**Task instructions**
Exactly repeat the material, dropping every picture from the copy.

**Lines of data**

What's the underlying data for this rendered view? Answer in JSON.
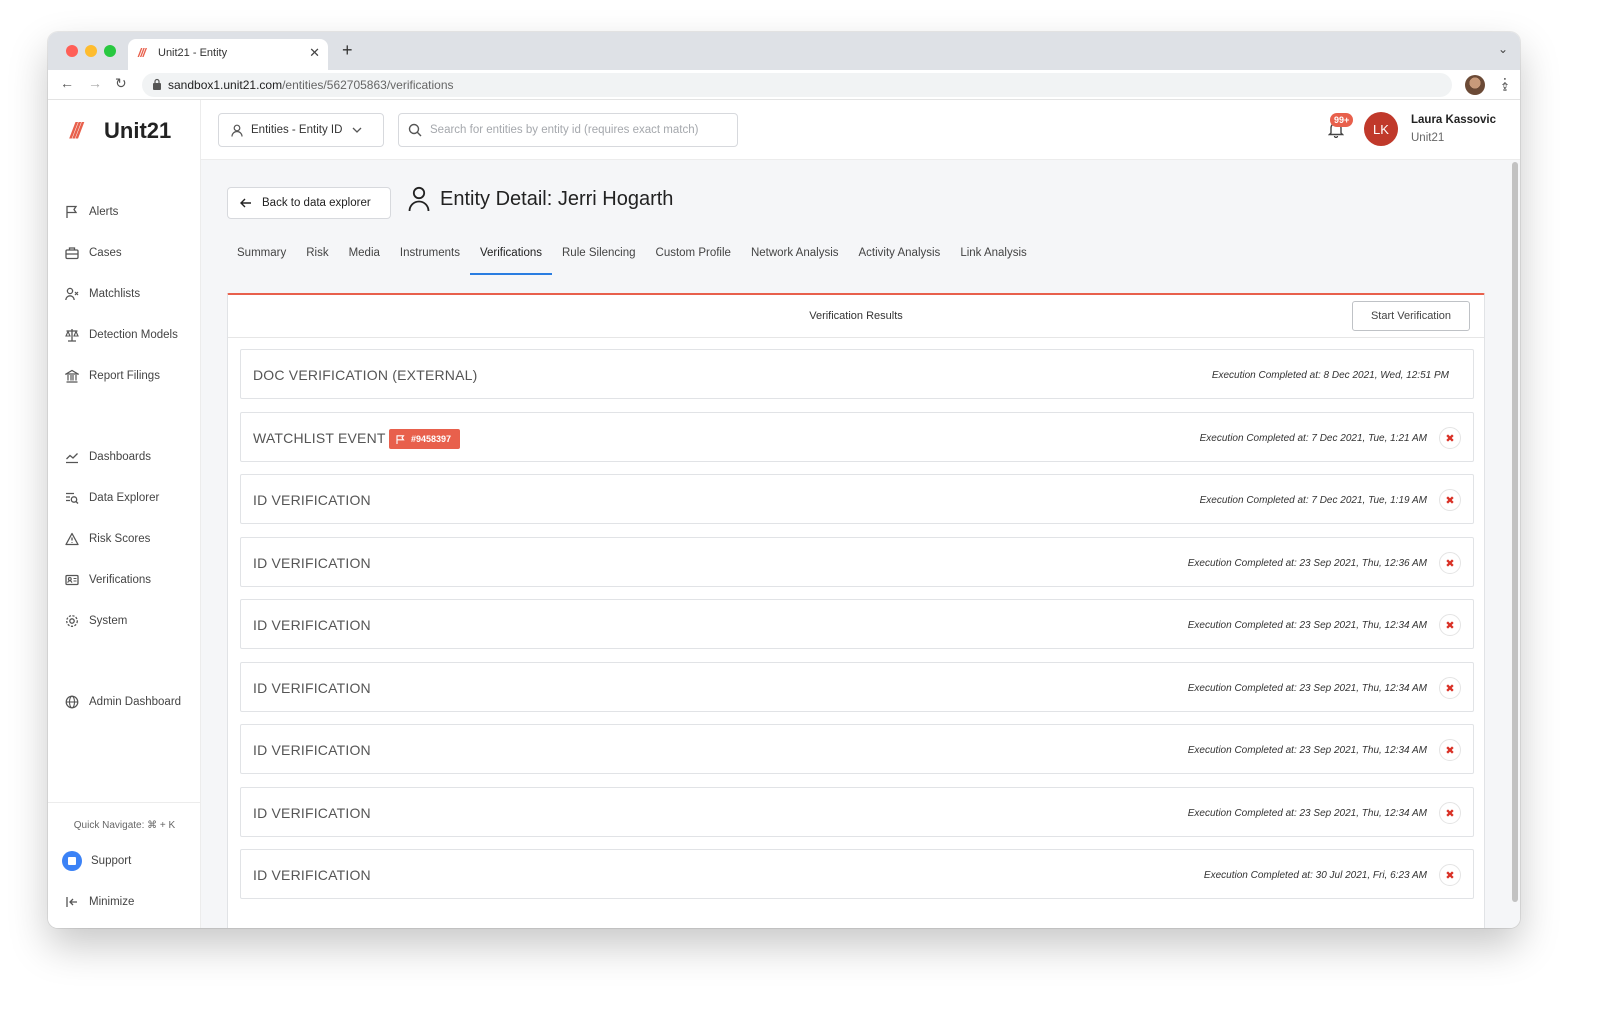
{
  "browser": {
    "tab_title": "Unit21 - Entity",
    "url_host": "sandbox1.unit21.com",
    "url_path": "/entities/562705863/verifications"
  },
  "sidebar": {
    "logo_text": "Unit21",
    "items": [
      {
        "label": "Alerts",
        "icon": "flag-icon"
      },
      {
        "label": "Cases",
        "icon": "briefcase-icon"
      },
      {
        "label": "Matchlists",
        "icon": "user-x-icon"
      },
      {
        "label": "Detection Models",
        "icon": "scale-icon"
      },
      {
        "label": "Report Filings",
        "icon": "bank-icon"
      },
      {
        "label": "Dashboards",
        "icon": "chart-line-icon"
      },
      {
        "label": "Data Explorer",
        "icon": "data-search-icon"
      },
      {
        "label": "Risk Scores",
        "icon": "warning-triangle-icon"
      },
      {
        "label": "Verifications",
        "icon": "id-card-icon"
      },
      {
        "label": "System",
        "icon": "gear-icon"
      },
      {
        "label": "Admin Dashboard",
        "icon": "globe-icon"
      }
    ],
    "quick_navigate": "Quick Navigate: ⌘ + K",
    "support": "Support",
    "minimize": "Minimize"
  },
  "topbar": {
    "entity_select": "Entities - Entity ID",
    "search_placeholder": "Search for entities by entity id (requires exact match)",
    "notif_count": "99+",
    "avatar_initials": "LK",
    "user_name": "Laura Kassovic",
    "user_org": "Unit21"
  },
  "page": {
    "back_label": "Back to data explorer",
    "title": "Entity Detail: Jerri Hogarth",
    "tabs": [
      "Summary",
      "Risk",
      "Media",
      "Instruments",
      "Verifications",
      "Rule Silencing",
      "Custom Profile",
      "Network Analysis",
      "Activity Analysis",
      "Link Analysis"
    ],
    "active_tab": "Verifications"
  },
  "verifications": {
    "panel_title": "Verification Results",
    "start_label": "Start Verification",
    "rows": [
      {
        "title": "DOC VERIFICATION (EXTERNAL)",
        "time": "Execution Completed at: 8 Dec 2021, Wed, 12:51 PM",
        "deletable": false
      },
      {
        "title": "WATCHLIST EVENT",
        "badge": "#9458397",
        "time": "Execution Completed at: 7 Dec 2021, Tue, 1:21 AM",
        "deletable": true
      },
      {
        "title": "ID VERIFICATION",
        "time": "Execution Completed at: 7 Dec 2021, Tue, 1:19 AM",
        "deletable": true
      },
      {
        "title": "ID VERIFICATION",
        "time": "Execution Completed at: 23 Sep 2021, Thu, 12:36 AM",
        "deletable": true
      },
      {
        "title": "ID VERIFICATION",
        "time": "Execution Completed at: 23 Sep 2021, Thu, 12:34 AM",
        "deletable": true
      },
      {
        "title": "ID VERIFICATION",
        "time": "Execution Completed at: 23 Sep 2021, Thu, 12:34 AM",
        "deletable": true
      },
      {
        "title": "ID VERIFICATION",
        "time": "Execution Completed at: 23 Sep 2021, Thu, 12:34 AM",
        "deletable": true
      },
      {
        "title": "ID VERIFICATION",
        "time": "Execution Completed at: 23 Sep 2021, Thu, 12:34 AM",
        "deletable": true
      },
      {
        "title": "ID VERIFICATION",
        "time": "Execution Completed at: 30 Jul 2021, Fri, 6:23 AM",
        "deletable": true
      }
    ]
  },
  "colors": {
    "brand": "#e8604c",
    "active_tab": "#2a7de1",
    "delete": "#d93025"
  }
}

**Solution for this exercise**
What's the underlying data for this rendered view? Answer in JSON.
{
  "browser": {
    "tab_title": "Unit21 - Entity",
    "url_host": "sandbox1.unit21.com",
    "url_path": "/entities/562705863/verifications"
  },
  "sidebar": {
    "logo_text": "Unit21",
    "items": [
      {
        "label": "Alerts",
        "icon": "flag-icon"
      },
      {
        "label": "Cases",
        "icon": "briefcase-icon"
      },
      {
        "label": "Matchlists",
        "icon": "user-x-icon"
      },
      {
        "label": "Detection Models",
        "icon": "scale-icon"
      },
      {
        "label": "Report Filings",
        "icon": "bank-icon"
      },
      {
        "label": "Dashboards",
        "icon": "chart-line-icon"
      },
      {
        "label": "Data Explorer",
        "icon": "data-search-icon"
      },
      {
        "label": "Risk Scores",
        "icon": "warning-triangle-icon"
      },
      {
        "label": "Verifications",
        "icon": "id-card-icon"
      },
      {
        "label": "System",
        "icon": "gear-icon"
      },
      {
        "label": "Admin Dashboard",
        "icon": "globe-icon"
      }
    ],
    "quick_navigate": "Quick Navigate: ⌘ + K",
    "support": "Support",
    "minimize": "Minimize"
  },
  "topbar": {
    "entity_select": "Entities - Entity ID",
    "search_placeholder": "Search for entities by entity id (requires exact match)",
    "notif_count": "99+",
    "avatar_initials": "LK",
    "user_name": "Laura Kassovic",
    "user_org": "Unit21"
  },
  "page": {
    "back_label": "Back to data explorer",
    "title": "Entity Detail: Jerri Hogarth",
    "tabs": [
      "Summary",
      "Risk",
      "Media",
      "Instruments",
      "Verifications",
      "Rule Silencing",
      "Custom Profile",
      "Network Analysis",
      "Activity Analysis",
      "Link Analysis"
    ],
    "active_tab": "Verifications"
  },
  "verifications": {
    "panel_title": "Verification Results",
    "start_label": "Start Verification",
    "rows": [
      {
        "title": "DOC VERIFICATION (EXTERNAL)",
        "time": "Execution Completed at: 8 Dec 2021, Wed, 12:51 PM",
        "deletable": false
      },
      {
        "title": "WATCHLIST EVENT",
        "badge": "#9458397",
        "time": "Execution Completed at: 7 Dec 2021, Tue, 1:21 AM",
        "deletable": true
      },
      {
        "title": "ID VERIFICATION",
        "time": "Execution Completed at: 7 Dec 2021, Tue, 1:19 AM",
        "deletable": true
      },
      {
        "title": "ID VERIFICATION",
        "time": "Execution Completed at: 23 Sep 2021, Thu, 12:36 AM",
        "deletable": true
      },
      {
        "title": "ID VERIFICATION",
        "time": "Execution Completed at: 23 Sep 2021, Thu, 12:34 AM",
        "deletable": true
      },
      {
        "title": "ID VERIFICATION",
        "time": "Execution Completed at: 23 Sep 2021, Thu, 12:34 AM",
        "deletable": true
      },
      {
        "title": "ID VERIFICATION",
        "time": "Execution Completed at: 23 Sep 2021, Thu, 12:34 AM",
        "deletable": true
      },
      {
        "title": "ID VERIFICATION",
        "time": "Execution Completed at: 23 Sep 2021, Thu, 12:34 AM",
        "deletable": true
      },
      {
        "title": "ID VERIFICATION",
        "time": "Execution Completed at: 30 Jul 2021, Fri, 6:23 AM",
        "deletable": true
      }
    ]
  },
  "colors": {
    "brand": "#e8604c",
    "active_tab": "#2a7de1",
    "delete": "#d93025"
  }
}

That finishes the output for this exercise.